▸ Prompt:
Print the data exactly as it is given, please.

▸ Available data:
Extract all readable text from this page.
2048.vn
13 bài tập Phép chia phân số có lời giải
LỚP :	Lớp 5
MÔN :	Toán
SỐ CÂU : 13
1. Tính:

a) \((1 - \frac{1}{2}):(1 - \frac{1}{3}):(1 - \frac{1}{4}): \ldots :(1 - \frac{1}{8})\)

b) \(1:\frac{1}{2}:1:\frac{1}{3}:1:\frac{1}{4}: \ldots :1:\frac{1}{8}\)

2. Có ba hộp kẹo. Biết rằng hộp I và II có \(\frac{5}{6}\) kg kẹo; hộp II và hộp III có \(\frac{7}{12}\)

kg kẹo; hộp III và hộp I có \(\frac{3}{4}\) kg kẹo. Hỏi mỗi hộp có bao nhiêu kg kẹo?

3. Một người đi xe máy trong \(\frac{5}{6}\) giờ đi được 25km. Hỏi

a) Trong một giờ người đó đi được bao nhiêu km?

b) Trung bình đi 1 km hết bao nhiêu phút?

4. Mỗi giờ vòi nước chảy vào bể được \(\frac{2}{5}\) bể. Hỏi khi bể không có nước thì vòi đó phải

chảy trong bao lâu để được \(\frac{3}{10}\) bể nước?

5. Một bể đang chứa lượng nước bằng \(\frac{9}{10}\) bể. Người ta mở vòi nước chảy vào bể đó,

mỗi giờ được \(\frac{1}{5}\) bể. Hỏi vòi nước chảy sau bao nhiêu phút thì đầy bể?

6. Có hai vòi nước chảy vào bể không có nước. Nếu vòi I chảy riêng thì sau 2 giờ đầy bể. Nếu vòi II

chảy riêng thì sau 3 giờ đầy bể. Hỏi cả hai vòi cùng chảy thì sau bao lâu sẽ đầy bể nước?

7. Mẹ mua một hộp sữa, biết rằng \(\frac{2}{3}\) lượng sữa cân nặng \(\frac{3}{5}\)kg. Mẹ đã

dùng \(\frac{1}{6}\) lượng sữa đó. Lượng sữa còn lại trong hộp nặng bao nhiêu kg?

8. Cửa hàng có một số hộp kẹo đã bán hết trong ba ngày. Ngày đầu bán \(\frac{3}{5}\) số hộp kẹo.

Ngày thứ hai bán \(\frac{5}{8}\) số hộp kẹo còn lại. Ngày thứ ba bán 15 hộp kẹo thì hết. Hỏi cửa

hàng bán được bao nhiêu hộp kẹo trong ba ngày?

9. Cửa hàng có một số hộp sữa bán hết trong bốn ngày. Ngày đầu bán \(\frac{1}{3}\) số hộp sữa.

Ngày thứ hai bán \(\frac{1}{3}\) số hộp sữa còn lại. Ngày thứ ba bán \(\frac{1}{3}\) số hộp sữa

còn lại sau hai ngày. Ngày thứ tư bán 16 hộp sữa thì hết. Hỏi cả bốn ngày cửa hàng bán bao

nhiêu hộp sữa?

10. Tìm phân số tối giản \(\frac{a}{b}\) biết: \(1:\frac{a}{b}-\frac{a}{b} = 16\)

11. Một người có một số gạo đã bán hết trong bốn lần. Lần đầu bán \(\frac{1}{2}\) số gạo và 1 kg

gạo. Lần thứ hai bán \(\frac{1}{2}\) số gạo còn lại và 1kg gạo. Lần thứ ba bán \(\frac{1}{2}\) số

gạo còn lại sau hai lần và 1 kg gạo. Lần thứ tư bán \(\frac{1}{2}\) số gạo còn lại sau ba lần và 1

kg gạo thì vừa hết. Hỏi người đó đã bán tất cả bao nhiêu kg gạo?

▸ Result:
Extract all readable text from this page.
2048.vn
13 bài tập Phép chia phân số có lời giải
LỚP :	Lớp 5
MÔN :	Toán
SỐ CÂU : 13
1. Tính:

a) \((1 - \frac{1}{2}):(1 - \frac{1}{3}):(1 - \frac{1}{4}): \ldots :(1 - \frac{1}{8})\)

b) \(1:\frac{1}{2}:1:\frac{1}{3}:1:\frac{1}{4}: \ldots :1:\frac{1}{8}\)

2. Có ba hộp kẹo. Biết rằng hộp I và II có \(\frac{5}{6}\) kg kẹo; hộp II và hộp III có \(\frac{7}{12}\)

kg kẹo; hộp III và hộp I có \(\frac{3}{4}\) kg kẹo. Hỏi mỗi hộp có bao nhiêu kg kẹo?

3. Một người đi xe máy trong \(\frac{5}{6}\) giờ đi được 25km. Hỏi

a) Trong một giờ người đó đi được bao nhiêu km?

b) Trung bình đi 1 km hết bao nhiêu phút?

4. Mỗi giờ vòi nước chảy vào bể được \(\frac{2}{5}\) bể. Hỏi khi bể không có nước thì vòi đó phải

chảy trong bao lâu để được \(\frac{3}{10}\) bể nước?

5. Một bể đang chứa lượng nước bằng \(\frac{9}{10}\) bể. Người ta mở vòi nước chảy vào bể đó,

mỗi giờ được \(\frac{1}{5}\) bể. Hỏi vòi nước chảy sau bao nhiêu phút thì đầy bể?

6. Có hai vòi nước chảy vào bể không có nước. Nếu vòi I chảy riêng thì sau 2 giờ đầy bể. Nếu vòi II

chảy riêng thì sau 3 giờ đầy bể. Hỏi cả hai vòi cùng chảy thì sau bao lâu sẽ đầy bể nước?

7. Mẹ mua một hộp sữa, biết rằng \(\frac{2}{3}\) lượng sữa cân nặng \(\frac{3}{5}\)kg. Mẹ đã

dùng \(\frac{1}{6}\) lượng sữa đó. Lượng sữa còn lại trong hộp nặng bao nhiêu kg?

8. Cửa hàng có một số hộp kẹo đã bán hết trong ba ngày. Ngày đầu bán \(\frac{3}{5}\) số hộp kẹo.

Ngày thứ hai bán \(\frac{5}{8}\) số hộp kẹo còn lại. Ngày thứ ba bán 15 hộp kẹo thì hết. Hỏi cửa

hàng bán được bao nhiêu hộp kẹo trong ba ngày?

9. Cửa hàng có một số hộp sữa bán hết trong bốn ngày. Ngày đầu bán \(\frac{1}{3}\) số hộp sữa.

Ngày thứ hai bán \(\frac{1}{3}\) số hộp sữa còn lại. Ngày thứ ba bán \(\frac{1}{3}\) số hộp sữa

còn lại sau hai ngày. Ngày thứ tư bán 16 hộp sữa thì hết. Hỏi cả bốn ngày cửa hàng bán bao

nhiêu hộp sữa?

10. Tìm phân số tối giản \(\frac{a}{b}\) biết: \(1:\frac{a}{b}-\frac{a}{b} = 16\)

11. Một người có một số gạo đã bán hết trong bốn lần. Lần đầu bán \(\frac{1}{2}\) số gạo và 1 kg

gạo. Lần thứ hai bán \(\frac{1}{2}\) số gạo còn lại và 1kg gạo. Lần thứ ba bán \(\frac{1}{2}\) số

gạo còn lại sau hai lần và 1 kg gạo. Lần thứ tư bán \(\frac{1}{2}\) số gạo còn lại sau ba lần và 1

kg gạo thì vừa hết. Hỏi người đó đã bán tất cả bao nhiêu kg gạo?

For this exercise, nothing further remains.